▸ **Prompt**
Select lines where the word "multimedialnych" appears.

▸ **Working data**

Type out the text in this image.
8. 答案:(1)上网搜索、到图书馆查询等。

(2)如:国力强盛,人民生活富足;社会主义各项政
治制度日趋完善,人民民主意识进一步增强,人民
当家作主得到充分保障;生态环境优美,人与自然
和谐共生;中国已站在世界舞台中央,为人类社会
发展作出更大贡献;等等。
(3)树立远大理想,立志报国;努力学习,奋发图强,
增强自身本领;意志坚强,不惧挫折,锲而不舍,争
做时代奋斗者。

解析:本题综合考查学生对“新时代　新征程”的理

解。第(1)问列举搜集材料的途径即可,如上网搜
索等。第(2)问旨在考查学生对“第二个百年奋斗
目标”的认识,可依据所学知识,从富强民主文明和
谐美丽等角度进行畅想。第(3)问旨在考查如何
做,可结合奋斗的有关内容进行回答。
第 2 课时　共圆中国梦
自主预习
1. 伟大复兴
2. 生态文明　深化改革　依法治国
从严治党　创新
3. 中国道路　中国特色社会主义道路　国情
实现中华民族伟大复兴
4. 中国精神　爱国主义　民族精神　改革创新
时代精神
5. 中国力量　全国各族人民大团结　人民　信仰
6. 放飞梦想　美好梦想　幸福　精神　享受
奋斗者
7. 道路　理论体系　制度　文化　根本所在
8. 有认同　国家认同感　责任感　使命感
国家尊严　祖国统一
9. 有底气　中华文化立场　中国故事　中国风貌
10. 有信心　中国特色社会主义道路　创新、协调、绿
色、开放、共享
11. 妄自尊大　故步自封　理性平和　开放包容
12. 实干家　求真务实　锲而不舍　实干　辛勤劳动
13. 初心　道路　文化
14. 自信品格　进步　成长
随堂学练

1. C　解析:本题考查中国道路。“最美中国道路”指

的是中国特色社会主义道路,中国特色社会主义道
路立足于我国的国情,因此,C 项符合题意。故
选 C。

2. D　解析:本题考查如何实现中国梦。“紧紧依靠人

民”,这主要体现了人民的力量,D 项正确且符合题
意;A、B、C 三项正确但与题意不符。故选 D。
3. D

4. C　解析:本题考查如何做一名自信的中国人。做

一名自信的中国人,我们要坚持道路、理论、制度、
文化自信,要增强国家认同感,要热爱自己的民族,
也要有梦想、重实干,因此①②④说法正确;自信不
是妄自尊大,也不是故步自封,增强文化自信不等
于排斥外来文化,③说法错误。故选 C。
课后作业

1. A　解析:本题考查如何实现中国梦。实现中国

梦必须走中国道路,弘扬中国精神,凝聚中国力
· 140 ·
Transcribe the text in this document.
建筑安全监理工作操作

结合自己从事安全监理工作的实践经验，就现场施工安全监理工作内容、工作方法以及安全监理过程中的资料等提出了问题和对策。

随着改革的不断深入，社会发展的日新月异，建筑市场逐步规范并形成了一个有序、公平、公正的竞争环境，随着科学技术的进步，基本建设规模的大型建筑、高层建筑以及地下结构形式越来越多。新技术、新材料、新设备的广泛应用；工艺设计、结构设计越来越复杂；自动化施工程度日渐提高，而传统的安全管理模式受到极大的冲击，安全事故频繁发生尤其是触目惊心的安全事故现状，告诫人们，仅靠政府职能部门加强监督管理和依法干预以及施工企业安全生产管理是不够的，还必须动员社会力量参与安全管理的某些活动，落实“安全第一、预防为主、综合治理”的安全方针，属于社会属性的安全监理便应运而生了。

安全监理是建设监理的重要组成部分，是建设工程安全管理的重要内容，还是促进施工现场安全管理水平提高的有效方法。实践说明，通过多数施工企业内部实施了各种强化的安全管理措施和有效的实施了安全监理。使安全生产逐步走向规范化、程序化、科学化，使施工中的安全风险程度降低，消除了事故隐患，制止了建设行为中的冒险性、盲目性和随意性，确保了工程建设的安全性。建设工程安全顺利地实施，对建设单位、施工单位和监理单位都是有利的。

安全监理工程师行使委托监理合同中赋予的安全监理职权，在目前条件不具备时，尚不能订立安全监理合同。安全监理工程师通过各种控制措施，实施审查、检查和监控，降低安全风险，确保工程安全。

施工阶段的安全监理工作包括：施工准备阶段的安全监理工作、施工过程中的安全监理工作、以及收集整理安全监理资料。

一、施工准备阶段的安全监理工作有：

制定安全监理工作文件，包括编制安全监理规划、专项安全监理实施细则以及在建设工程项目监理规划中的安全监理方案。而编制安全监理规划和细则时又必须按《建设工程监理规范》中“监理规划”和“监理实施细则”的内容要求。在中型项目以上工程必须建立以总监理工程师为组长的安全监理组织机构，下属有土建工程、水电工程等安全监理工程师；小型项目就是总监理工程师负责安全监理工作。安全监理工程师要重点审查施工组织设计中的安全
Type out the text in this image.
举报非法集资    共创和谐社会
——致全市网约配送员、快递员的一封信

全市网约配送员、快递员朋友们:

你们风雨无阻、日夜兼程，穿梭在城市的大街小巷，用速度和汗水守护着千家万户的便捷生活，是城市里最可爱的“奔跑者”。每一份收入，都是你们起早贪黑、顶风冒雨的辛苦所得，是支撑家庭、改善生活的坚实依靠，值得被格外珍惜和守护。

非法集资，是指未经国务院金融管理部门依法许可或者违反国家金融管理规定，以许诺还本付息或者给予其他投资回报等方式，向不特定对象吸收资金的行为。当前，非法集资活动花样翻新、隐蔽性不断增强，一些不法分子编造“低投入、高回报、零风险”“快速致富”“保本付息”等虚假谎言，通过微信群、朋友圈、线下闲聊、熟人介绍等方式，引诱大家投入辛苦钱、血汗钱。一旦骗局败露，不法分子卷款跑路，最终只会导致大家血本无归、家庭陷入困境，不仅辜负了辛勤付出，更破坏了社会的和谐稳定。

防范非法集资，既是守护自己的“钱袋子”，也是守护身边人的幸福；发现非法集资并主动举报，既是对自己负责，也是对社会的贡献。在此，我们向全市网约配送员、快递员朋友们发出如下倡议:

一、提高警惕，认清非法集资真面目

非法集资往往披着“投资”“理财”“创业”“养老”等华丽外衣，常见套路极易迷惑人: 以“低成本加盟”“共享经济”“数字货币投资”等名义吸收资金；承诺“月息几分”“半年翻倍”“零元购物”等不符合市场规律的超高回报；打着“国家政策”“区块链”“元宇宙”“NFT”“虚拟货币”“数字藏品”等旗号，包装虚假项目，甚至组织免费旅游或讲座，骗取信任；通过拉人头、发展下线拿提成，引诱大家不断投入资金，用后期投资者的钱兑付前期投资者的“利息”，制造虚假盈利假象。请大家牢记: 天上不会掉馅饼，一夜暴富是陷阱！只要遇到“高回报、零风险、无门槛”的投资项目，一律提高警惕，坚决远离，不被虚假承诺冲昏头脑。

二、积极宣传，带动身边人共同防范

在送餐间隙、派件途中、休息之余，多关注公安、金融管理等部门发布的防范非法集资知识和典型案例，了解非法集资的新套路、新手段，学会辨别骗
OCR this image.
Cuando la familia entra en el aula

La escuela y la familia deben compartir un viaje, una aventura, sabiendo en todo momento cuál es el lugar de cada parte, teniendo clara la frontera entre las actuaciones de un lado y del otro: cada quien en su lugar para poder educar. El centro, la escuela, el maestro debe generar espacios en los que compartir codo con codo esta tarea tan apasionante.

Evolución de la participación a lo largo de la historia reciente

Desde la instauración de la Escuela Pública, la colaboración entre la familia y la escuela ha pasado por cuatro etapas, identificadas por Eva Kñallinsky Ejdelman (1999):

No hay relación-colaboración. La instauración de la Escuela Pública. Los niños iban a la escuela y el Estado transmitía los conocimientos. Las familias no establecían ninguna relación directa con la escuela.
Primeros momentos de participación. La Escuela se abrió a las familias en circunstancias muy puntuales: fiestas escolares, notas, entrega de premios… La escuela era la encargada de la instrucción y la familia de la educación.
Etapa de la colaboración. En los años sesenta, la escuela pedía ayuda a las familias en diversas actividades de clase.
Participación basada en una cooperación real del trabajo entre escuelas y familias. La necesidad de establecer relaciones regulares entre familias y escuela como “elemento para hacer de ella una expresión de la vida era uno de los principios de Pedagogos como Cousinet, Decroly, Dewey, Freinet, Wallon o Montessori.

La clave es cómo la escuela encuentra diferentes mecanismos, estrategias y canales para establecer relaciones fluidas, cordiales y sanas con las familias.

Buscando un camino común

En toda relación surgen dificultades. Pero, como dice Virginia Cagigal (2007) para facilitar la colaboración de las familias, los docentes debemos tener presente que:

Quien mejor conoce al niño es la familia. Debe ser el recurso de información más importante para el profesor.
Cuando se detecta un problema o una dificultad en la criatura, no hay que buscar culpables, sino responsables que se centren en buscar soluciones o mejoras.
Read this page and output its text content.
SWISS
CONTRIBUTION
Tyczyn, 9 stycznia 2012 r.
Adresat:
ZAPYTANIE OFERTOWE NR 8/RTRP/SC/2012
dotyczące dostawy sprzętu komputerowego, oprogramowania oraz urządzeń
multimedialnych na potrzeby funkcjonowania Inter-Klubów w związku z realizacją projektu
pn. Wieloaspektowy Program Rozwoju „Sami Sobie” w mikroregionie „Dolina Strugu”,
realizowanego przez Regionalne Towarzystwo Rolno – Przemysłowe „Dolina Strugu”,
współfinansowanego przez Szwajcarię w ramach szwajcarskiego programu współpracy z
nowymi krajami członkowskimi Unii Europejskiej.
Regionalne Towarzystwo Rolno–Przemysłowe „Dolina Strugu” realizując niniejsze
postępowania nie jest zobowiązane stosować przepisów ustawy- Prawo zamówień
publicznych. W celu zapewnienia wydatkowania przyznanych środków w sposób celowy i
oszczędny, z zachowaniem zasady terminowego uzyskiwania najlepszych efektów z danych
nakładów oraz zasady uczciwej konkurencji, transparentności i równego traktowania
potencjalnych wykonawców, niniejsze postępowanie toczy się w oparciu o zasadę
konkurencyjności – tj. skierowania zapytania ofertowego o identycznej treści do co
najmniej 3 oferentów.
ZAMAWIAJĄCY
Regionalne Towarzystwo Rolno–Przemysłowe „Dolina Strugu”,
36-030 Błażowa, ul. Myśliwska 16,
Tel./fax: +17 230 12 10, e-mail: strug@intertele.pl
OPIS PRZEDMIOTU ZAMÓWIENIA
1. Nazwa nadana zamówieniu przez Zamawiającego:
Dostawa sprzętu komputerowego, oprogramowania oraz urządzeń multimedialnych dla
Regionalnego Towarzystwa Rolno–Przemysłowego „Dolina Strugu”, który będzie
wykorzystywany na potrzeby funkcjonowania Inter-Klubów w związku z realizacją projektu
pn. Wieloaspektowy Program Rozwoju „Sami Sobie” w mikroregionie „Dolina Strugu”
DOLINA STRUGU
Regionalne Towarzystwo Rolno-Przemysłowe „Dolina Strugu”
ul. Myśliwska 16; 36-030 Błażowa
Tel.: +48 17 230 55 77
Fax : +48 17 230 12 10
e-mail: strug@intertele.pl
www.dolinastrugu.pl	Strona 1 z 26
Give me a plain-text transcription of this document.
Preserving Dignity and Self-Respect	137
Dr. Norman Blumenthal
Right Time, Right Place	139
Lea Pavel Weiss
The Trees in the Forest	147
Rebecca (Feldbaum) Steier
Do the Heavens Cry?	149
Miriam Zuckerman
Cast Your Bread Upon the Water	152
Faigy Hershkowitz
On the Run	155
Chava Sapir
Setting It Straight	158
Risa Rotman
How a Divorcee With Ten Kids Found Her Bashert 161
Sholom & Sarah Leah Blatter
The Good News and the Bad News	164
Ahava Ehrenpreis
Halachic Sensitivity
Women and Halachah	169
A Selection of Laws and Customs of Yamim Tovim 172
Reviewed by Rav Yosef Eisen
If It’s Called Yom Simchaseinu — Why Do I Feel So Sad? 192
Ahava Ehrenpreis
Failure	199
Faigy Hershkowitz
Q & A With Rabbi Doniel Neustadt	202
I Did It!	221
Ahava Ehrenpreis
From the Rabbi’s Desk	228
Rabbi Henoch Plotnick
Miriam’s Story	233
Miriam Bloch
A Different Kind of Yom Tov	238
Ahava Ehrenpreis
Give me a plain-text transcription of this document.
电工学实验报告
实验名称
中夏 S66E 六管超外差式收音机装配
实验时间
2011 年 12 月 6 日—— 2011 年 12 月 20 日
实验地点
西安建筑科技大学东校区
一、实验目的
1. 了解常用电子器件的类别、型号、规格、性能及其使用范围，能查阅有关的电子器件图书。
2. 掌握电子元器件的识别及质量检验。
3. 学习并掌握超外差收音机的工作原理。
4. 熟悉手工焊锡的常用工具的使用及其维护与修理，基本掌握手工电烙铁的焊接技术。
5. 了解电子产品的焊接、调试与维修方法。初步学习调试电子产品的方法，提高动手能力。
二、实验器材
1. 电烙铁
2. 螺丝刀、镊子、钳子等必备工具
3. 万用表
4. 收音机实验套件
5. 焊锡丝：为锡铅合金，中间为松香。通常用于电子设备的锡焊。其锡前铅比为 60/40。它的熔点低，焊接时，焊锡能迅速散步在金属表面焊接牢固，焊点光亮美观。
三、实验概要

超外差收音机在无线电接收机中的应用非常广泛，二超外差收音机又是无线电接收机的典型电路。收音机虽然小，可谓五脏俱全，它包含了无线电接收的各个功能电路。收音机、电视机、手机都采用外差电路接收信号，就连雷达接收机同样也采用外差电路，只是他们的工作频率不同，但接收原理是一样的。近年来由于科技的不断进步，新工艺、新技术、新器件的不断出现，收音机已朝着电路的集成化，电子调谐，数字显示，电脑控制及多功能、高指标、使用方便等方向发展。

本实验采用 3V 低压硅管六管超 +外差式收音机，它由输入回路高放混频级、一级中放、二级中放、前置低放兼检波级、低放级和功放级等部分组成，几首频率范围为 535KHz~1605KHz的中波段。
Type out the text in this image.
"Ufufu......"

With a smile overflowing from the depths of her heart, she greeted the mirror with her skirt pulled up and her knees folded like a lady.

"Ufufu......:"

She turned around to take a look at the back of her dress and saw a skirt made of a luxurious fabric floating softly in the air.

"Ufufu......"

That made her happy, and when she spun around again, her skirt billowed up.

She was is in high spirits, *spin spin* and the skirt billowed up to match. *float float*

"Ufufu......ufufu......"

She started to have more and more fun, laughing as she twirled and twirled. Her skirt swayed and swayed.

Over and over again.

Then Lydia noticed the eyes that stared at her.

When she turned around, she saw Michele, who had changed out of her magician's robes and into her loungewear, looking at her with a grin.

▸ **Correct response**
multimedialnych na potrzeby funkcjonowania Inter-Klubów w związku z realizacją projektu
Dostawa sprzętu komputerowego, oprogramowania oraz urządzeń multimedialnych dla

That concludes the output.